**GIVEN REQUEST:** From the listing below, select every line where the word "name" appears.
# start of DATASET EXCERPTS
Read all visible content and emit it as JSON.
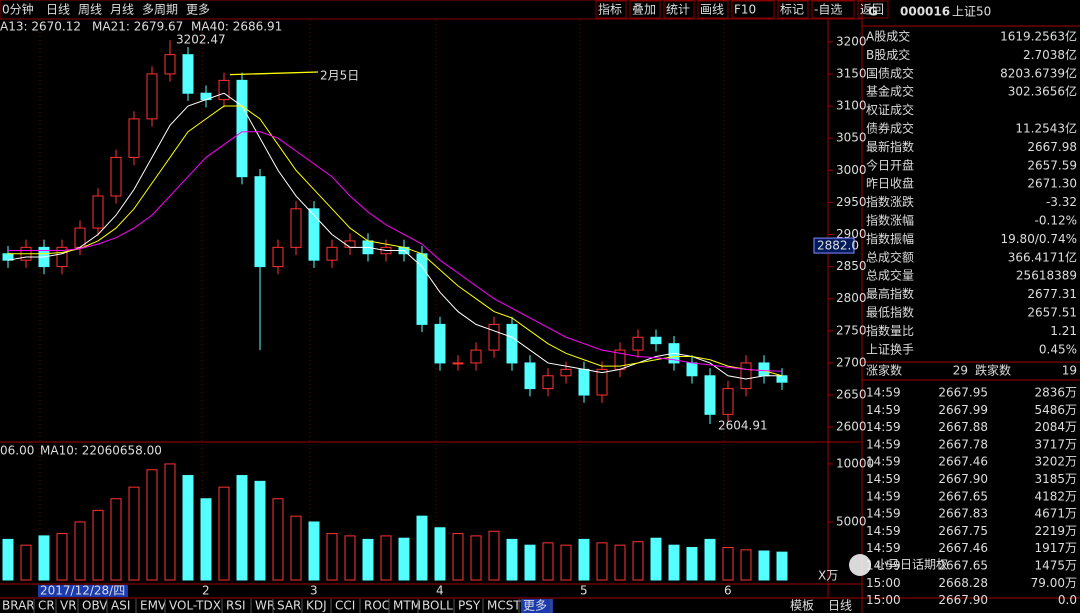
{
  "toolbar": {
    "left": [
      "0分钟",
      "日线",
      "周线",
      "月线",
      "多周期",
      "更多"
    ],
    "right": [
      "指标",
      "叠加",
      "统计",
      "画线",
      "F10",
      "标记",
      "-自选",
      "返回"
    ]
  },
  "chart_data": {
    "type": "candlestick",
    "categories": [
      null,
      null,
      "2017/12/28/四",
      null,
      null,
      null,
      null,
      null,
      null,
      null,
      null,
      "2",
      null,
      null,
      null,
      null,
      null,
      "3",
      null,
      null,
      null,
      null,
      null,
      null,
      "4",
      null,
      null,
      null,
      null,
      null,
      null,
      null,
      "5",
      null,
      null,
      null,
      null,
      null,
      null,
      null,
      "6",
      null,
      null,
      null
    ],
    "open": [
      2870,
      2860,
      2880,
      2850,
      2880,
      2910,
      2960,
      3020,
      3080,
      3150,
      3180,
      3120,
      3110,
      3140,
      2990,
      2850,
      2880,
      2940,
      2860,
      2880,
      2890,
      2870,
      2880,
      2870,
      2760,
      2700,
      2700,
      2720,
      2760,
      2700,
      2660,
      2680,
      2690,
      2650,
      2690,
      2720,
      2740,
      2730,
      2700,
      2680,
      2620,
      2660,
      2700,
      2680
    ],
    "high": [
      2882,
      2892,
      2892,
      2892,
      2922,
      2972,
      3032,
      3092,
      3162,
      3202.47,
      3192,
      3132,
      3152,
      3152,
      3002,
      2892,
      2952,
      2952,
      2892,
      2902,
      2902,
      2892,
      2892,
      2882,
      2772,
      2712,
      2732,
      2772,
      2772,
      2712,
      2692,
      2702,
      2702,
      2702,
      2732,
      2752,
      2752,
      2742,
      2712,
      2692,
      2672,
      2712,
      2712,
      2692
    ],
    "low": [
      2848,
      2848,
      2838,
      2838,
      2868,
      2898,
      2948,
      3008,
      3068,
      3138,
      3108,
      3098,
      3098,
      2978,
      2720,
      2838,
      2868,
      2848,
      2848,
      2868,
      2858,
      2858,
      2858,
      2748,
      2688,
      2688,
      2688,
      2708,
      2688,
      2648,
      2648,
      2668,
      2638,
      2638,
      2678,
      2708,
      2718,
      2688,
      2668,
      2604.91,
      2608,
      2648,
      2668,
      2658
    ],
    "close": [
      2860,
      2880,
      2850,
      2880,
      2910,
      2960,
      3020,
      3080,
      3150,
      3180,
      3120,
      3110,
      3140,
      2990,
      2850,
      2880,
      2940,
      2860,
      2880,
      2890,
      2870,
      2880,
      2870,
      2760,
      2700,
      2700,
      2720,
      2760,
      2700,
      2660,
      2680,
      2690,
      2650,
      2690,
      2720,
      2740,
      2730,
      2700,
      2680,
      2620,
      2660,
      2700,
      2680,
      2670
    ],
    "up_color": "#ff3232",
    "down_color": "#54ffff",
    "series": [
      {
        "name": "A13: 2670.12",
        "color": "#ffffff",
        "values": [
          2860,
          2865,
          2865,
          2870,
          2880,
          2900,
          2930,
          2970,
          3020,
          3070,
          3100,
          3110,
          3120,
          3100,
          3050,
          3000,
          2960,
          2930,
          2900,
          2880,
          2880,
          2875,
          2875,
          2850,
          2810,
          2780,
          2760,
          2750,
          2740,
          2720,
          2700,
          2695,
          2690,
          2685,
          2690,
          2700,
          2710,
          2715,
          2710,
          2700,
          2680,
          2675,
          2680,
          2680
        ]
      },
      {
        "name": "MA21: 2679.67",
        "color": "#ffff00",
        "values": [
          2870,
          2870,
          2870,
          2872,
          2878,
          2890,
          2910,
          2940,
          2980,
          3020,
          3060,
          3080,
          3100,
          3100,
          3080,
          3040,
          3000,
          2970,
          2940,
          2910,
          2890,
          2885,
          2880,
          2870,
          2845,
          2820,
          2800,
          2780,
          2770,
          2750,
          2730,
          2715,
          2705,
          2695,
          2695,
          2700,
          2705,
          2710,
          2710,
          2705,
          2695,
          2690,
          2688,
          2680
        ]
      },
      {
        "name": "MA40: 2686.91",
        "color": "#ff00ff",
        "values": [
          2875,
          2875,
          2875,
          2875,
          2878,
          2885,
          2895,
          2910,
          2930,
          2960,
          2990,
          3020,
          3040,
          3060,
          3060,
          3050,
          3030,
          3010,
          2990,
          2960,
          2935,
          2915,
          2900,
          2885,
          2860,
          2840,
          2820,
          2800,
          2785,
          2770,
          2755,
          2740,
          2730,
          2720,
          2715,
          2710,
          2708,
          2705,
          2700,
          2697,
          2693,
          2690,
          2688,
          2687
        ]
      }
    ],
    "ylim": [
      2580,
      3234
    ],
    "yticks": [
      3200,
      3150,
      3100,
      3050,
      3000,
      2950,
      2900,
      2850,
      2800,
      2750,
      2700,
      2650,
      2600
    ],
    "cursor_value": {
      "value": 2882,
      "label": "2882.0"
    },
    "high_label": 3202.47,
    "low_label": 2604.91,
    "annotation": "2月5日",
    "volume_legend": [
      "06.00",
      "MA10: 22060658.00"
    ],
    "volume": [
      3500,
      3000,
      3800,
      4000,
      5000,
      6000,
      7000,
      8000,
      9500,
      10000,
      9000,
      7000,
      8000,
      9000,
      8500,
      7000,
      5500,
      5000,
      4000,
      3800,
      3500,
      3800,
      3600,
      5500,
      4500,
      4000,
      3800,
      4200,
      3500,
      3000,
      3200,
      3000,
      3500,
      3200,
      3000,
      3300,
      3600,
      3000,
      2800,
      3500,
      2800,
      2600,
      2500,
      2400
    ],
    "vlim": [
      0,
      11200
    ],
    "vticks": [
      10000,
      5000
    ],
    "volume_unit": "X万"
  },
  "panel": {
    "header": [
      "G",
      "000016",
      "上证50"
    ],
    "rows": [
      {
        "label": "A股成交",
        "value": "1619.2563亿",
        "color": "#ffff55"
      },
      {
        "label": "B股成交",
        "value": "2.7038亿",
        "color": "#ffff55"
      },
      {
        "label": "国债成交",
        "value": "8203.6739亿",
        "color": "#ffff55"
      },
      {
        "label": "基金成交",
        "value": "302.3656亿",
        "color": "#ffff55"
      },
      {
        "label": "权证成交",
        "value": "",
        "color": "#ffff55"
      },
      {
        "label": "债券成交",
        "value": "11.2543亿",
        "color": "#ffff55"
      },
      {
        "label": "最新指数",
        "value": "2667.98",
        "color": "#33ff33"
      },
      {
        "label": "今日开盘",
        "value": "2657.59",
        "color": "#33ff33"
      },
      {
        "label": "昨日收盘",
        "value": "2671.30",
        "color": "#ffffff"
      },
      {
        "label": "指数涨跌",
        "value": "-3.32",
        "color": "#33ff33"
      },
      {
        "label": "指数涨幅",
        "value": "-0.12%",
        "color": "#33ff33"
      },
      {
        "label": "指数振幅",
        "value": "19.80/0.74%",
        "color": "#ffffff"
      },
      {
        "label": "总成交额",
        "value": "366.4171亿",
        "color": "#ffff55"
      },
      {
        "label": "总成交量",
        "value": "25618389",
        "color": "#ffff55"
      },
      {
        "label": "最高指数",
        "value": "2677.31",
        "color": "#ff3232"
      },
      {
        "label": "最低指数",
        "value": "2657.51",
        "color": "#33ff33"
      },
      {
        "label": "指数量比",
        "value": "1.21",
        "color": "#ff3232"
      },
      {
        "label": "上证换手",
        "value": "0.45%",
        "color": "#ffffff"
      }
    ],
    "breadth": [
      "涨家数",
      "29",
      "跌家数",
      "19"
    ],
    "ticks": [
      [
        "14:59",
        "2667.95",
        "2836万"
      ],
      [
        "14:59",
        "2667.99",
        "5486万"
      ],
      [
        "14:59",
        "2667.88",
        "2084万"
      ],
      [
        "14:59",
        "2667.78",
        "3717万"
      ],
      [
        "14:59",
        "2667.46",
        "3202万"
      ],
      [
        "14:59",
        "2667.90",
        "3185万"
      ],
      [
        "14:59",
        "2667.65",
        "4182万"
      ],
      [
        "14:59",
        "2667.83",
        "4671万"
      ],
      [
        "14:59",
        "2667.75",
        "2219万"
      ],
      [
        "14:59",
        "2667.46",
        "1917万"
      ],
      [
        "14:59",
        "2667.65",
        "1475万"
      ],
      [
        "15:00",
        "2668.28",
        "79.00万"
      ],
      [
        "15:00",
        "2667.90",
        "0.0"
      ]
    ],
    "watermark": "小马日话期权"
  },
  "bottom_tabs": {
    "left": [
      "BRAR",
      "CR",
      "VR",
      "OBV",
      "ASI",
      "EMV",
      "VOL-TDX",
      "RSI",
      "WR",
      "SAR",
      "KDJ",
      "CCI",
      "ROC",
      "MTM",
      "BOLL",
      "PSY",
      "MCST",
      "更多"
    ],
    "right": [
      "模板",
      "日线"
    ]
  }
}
# end of DATASET EXCERPTS
**COMPLETED TASK:**
        "name": "A13: 2670.12",
        "name": "MA21: 2679.67",
        "name": "MA40: 2686.91",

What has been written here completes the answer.